══ Data shown ══

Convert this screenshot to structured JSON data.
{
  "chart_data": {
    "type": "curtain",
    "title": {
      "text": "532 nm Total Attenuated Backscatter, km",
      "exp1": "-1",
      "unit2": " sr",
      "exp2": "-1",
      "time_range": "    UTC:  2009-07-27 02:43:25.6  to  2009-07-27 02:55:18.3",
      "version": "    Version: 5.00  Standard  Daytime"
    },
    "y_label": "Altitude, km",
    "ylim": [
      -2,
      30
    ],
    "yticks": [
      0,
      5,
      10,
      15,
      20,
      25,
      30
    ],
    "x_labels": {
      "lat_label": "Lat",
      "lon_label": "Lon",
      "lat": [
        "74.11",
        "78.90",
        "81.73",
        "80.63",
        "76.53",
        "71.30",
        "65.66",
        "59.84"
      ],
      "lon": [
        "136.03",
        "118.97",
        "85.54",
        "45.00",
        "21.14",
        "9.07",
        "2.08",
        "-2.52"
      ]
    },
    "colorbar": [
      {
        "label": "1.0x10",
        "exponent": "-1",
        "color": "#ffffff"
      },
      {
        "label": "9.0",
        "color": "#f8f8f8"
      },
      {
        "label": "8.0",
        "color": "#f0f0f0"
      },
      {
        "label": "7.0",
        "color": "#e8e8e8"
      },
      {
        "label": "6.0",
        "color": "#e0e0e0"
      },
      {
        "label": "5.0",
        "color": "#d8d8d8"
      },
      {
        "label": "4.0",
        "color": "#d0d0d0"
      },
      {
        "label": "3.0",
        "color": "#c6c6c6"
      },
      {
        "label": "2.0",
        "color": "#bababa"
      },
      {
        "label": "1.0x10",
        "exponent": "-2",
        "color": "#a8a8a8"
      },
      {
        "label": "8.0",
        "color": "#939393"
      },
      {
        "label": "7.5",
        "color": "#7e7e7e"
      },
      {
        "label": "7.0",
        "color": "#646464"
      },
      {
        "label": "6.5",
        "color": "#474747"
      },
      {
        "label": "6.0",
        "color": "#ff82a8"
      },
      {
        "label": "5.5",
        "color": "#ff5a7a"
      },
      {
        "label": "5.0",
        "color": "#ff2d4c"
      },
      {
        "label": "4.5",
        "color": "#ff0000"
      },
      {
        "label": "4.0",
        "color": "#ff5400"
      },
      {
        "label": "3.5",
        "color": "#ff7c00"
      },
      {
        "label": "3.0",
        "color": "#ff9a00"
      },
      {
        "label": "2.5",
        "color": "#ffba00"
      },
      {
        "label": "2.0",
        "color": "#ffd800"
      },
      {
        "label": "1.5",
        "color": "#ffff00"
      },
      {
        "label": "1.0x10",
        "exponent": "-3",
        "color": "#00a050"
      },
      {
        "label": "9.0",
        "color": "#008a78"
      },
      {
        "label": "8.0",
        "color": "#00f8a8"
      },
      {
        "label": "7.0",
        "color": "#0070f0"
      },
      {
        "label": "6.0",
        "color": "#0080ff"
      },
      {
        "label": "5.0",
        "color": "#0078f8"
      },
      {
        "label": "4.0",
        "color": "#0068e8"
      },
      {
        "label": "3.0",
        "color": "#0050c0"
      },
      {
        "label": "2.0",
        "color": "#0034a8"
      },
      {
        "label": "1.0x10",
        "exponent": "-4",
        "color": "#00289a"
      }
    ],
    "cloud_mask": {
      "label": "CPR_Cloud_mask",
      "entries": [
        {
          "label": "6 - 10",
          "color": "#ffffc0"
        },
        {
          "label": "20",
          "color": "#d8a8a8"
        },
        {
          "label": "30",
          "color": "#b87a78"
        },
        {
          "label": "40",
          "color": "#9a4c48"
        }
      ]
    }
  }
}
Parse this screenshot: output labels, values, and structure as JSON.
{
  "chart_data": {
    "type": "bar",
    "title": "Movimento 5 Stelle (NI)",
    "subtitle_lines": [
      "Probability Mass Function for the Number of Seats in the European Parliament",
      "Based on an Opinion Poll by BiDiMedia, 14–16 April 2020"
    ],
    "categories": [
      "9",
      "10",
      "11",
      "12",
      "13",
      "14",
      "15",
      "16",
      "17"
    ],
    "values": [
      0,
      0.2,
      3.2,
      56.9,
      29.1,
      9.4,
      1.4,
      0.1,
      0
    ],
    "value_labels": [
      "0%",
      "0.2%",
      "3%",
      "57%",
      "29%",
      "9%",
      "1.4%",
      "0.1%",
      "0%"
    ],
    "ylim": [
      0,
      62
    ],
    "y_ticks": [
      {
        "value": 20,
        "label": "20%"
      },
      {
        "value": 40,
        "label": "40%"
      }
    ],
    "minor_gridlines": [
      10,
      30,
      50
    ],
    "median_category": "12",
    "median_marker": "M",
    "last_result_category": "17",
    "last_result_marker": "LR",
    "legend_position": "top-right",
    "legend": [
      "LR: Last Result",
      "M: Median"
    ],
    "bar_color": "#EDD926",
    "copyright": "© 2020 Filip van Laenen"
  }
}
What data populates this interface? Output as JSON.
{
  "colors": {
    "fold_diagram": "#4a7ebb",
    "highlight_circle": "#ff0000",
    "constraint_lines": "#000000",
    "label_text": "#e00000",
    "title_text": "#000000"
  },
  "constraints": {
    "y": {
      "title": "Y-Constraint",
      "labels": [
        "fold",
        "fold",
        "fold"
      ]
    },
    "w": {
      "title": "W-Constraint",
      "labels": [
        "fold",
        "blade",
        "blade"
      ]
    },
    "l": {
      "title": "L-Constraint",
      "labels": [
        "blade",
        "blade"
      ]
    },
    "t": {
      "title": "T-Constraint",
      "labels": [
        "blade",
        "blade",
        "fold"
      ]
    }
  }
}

═══

## Given problem
Which lines include "exponent"? Copy each of them out.

## Response to the task
        "exponent": "-1",
        "exponent": "-2",
        "exponent": "-3",
        "exponent": "-4",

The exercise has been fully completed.